• Stated goal: Locate the word "parte" in the material, then show every line that holds it.

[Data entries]
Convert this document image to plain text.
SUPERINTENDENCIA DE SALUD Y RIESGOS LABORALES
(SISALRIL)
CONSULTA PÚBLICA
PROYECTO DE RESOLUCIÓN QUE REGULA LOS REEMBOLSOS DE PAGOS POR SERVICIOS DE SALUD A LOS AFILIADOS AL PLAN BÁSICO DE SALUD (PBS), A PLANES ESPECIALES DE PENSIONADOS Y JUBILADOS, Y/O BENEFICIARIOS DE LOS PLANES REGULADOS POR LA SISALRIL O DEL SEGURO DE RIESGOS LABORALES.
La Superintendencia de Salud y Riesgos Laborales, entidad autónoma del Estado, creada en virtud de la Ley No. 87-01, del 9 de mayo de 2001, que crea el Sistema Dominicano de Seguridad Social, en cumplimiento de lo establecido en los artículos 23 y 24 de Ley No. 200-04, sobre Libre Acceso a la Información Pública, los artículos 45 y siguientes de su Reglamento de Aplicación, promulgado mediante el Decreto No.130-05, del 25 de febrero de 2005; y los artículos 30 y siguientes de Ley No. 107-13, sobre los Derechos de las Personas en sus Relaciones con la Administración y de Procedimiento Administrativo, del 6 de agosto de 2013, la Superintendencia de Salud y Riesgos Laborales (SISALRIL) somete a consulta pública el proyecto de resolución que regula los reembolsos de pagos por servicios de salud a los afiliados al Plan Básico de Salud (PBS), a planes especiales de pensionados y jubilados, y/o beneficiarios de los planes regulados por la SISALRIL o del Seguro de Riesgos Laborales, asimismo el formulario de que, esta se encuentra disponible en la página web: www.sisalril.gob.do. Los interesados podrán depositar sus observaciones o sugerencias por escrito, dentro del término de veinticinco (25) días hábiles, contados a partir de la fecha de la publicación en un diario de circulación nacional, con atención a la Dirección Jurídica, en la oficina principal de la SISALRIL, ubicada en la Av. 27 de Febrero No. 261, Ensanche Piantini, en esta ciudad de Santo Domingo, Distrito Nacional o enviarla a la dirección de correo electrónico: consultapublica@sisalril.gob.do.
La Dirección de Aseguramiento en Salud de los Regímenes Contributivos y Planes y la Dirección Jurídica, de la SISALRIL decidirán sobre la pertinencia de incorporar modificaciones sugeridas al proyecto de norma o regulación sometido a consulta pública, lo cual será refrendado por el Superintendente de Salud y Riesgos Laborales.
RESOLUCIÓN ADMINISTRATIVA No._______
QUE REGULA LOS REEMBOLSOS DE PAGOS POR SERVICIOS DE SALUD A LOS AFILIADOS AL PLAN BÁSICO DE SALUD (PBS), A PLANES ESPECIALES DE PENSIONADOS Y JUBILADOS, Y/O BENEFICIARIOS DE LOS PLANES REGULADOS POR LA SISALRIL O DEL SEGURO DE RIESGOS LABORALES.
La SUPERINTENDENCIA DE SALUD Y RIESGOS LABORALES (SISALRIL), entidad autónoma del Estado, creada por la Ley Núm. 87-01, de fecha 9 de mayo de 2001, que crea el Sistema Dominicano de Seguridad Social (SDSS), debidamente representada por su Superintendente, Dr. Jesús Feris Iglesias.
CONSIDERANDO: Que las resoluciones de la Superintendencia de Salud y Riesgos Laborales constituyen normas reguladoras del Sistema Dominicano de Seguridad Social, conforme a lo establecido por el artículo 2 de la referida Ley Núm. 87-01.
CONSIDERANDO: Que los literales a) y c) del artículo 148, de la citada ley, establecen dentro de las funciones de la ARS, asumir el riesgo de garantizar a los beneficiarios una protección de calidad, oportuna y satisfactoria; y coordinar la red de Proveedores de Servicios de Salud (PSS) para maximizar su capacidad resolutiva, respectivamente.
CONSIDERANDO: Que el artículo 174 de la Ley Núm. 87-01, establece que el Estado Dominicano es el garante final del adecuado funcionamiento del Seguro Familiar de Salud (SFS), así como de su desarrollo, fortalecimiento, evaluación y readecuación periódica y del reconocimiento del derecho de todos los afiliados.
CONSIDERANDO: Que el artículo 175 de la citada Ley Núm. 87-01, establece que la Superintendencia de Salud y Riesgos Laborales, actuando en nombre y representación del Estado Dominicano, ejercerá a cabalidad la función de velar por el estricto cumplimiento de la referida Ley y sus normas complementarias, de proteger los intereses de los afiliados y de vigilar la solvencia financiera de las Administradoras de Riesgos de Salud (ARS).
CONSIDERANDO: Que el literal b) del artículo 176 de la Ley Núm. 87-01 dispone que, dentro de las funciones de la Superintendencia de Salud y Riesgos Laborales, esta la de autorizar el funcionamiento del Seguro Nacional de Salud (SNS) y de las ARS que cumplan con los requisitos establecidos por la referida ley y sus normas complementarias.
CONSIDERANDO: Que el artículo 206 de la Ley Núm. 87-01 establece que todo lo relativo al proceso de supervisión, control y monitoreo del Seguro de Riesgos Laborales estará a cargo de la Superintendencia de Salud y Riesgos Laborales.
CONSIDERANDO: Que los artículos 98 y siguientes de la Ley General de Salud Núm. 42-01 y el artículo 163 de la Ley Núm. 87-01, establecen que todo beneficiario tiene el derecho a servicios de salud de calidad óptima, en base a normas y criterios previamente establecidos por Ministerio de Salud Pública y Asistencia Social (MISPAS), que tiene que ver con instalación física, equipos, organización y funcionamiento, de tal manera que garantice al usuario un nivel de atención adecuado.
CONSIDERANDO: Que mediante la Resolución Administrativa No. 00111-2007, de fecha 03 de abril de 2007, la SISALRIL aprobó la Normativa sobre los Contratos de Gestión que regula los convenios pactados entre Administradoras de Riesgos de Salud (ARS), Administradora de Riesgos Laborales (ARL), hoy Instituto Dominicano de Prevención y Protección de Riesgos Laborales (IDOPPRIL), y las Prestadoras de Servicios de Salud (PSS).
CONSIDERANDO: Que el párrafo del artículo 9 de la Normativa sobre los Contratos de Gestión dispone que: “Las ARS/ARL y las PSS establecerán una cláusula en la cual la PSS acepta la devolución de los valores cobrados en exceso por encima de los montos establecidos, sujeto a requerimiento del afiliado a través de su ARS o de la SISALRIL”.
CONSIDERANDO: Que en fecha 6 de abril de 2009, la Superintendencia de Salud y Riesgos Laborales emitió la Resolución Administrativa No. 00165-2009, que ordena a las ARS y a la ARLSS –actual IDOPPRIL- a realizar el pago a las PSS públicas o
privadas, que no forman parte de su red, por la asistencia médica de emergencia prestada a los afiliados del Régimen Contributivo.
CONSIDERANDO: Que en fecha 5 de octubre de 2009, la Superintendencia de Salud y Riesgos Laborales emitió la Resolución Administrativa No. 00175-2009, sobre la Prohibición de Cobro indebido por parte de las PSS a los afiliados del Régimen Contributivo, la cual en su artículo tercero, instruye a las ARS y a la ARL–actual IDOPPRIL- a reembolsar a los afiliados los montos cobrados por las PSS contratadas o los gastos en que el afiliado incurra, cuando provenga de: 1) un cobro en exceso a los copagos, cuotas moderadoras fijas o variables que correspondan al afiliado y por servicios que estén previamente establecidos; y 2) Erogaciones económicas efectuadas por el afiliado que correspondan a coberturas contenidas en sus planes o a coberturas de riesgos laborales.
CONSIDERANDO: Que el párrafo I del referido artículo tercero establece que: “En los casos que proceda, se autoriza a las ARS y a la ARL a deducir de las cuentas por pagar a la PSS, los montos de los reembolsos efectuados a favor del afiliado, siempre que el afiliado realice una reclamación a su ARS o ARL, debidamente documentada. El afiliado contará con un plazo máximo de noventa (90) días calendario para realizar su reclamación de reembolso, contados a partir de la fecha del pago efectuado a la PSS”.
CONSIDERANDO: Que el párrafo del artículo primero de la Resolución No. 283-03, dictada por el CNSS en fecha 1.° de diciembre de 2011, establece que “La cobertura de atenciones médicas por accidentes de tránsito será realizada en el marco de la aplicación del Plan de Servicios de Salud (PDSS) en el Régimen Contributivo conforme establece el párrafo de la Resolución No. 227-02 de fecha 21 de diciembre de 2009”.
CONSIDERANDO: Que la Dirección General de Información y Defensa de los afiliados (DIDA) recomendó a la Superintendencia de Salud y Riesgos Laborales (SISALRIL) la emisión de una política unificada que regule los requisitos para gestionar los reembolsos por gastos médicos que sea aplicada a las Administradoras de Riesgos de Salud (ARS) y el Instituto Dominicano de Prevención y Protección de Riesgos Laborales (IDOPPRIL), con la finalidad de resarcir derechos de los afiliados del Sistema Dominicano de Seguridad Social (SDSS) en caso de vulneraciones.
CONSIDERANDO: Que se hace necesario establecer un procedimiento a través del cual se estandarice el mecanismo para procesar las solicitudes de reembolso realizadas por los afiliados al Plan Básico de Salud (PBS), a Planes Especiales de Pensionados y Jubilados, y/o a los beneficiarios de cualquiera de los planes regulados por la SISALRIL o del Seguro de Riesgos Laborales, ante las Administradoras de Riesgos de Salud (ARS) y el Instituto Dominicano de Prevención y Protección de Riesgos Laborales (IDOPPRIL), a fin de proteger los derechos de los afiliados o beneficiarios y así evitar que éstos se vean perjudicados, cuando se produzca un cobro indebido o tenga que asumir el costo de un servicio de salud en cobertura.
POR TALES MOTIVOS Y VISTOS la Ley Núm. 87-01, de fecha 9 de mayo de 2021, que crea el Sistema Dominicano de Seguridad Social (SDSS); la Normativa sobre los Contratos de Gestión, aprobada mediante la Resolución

• Exercise solution:
privadas, que no forman parte de su red, por la asistencia médica de emergencia prestada a los afiliados del Régimen Contributivo.
CONSIDERANDO: Que en fecha 5 de octubre de 2009, la Superintendencia de Salud y Riesgos Laborales emitió la Resolución Administrativa No. 00175-2009, sobre la Prohibición de Cobro indebido por parte de las PSS a los afiliados del Régimen Contributivo, la cual en su artículo tercero, instruye a las ARS y a la ARL–actual IDOPPRIL- a reembolsar a los afiliados los montos cobrados por las PSS contratadas o los gastos en que el afiliado incurra, cuando provenga de: 1) un cobro en exceso a los copagos, cuotas moderadoras fijas o variables que correspondan al afiliado y por servicios que estén previamente establecidos; y 2) Erogaciones económicas efectuadas por el afiliado que correspondan a coberturas contenidas en sus planes o a coberturas de riesgos laborales.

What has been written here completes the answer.